*STUDY TEXT*.
[Start of Attachment]

Lead Application Security Engineer

Apollo Management Holdings•New York City, NY

15d

About The Position

At Apollo, we’re a global team of alternative investment managers passionate about delivering uncommon value to our investors and shareholders. With over 30 years of proven expertise across Private Equity, Credit and Real Estate, regions and industries, we’re known for our integrated businesses, our strong investment performance, our value-oriented philosophy – and our people. We are seeking a Director of Application Security to join Apollo’s global Cyber Security & Risk team within Engineering. This leader will define and drive the firm’s application security strategy—strengthening secure development practices, architecture, and runtime environments across a diverse, expanding portfolio. You will oversee the design and operation of a scalable application security program, partnering closely with engineering, security, and business teams to embed security throughout the software lifecycle. The ideal candidate is a collaborative, strategic thinker who fosters open communication, empowers teams, and drives measurable outcomes. This is an opportunity to make a meaningful impact within a global cybersecurity organization that is investing deeply in its people, processes, and technology.

Requirements

10+ years of hands-on experience in Application Security, with a strong background in software development (IDE/CLI environments).
Bachelor’s degree in Computer Science, Information Technology, Information Security, or a related field.
Demonstrated success partnering with software development teams to provide security oversight across complex application ecosystems.
Proven expertise with IDEs, version control systems, CI/CD pipeline management, secure SDLC practices, and SaaS-based security tools (SCA, SAST, DAST) as well as application inventory management.
Strong understanding of application architecture, security controls, cloud environments, and penetration testing methodologies.
Exceptional collaboration and critical thinking skills, with the ability to operate effectively in a fast-paced, dynamic environment.
Familiarity with leading security standards and frameworks (OWASP, NIST, ISO 27001, MITRE ATT&CK) and testing tools such as Burp Suite.

[End of Attachment]

*AVAILABLE DATA*.
[Start of Attachment]

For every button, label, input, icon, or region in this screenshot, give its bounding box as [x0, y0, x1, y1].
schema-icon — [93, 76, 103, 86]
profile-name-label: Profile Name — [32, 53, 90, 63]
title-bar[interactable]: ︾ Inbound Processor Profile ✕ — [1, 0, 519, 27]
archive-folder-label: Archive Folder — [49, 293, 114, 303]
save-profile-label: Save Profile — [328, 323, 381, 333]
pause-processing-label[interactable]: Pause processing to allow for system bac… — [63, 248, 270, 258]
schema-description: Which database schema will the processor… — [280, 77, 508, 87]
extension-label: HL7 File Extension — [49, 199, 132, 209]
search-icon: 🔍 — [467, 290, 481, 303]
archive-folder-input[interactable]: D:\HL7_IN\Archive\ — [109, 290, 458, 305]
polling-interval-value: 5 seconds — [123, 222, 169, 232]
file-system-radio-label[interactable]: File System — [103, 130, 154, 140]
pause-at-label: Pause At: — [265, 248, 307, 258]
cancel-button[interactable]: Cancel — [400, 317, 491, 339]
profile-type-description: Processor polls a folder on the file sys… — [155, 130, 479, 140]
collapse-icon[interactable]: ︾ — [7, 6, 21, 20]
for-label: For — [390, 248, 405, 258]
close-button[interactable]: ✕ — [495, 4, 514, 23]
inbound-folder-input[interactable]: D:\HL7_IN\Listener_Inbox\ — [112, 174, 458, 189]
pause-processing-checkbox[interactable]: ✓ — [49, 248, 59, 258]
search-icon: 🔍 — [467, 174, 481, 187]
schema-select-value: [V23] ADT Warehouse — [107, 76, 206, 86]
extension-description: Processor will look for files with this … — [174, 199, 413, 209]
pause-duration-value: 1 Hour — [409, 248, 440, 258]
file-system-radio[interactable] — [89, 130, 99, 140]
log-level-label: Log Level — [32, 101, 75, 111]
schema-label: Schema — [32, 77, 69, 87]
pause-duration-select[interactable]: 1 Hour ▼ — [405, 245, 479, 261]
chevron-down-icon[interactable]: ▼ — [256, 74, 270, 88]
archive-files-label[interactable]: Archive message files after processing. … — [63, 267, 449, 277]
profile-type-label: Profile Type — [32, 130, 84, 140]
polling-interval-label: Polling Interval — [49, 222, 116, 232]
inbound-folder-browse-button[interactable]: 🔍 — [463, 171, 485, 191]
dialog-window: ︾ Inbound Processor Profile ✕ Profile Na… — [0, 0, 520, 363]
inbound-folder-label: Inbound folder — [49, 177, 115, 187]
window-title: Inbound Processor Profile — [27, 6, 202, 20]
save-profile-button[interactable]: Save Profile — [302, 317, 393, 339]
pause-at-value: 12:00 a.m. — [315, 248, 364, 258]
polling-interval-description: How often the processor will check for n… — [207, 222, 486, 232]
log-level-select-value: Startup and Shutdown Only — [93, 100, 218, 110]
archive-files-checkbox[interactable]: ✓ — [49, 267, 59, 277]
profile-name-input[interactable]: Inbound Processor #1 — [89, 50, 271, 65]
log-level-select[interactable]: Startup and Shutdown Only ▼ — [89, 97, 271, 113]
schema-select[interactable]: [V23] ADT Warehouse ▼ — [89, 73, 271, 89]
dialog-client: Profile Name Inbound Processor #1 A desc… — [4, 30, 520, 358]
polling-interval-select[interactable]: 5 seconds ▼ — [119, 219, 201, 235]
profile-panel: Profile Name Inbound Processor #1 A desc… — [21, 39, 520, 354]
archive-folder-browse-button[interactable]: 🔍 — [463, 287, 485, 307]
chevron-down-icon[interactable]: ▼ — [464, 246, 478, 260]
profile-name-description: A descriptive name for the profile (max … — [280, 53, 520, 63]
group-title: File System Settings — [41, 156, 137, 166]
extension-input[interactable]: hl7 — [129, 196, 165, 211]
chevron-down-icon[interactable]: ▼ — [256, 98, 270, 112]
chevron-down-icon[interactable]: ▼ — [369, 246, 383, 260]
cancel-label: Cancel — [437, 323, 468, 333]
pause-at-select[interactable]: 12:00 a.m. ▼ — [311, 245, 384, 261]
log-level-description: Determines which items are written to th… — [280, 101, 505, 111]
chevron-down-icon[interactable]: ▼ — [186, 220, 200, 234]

[End of Attachment]

Please summarize the job posting in two sentences.

Apollo, a global alternative investment manager, is seeking a Director of Application Security to join its Cyber Security & Risk team and define and drive the firm's application security strategy, working closely with engineering, security, and business teams. The role requires 10+ years of hands-on application security experience with a software development background, a bachelor's degree in a related field, and expertise in secure SDLC practices, CI/CD pipelines, and SCA, SAST, and DAST tools, along with familiarity with standards such as OWASP and NIST.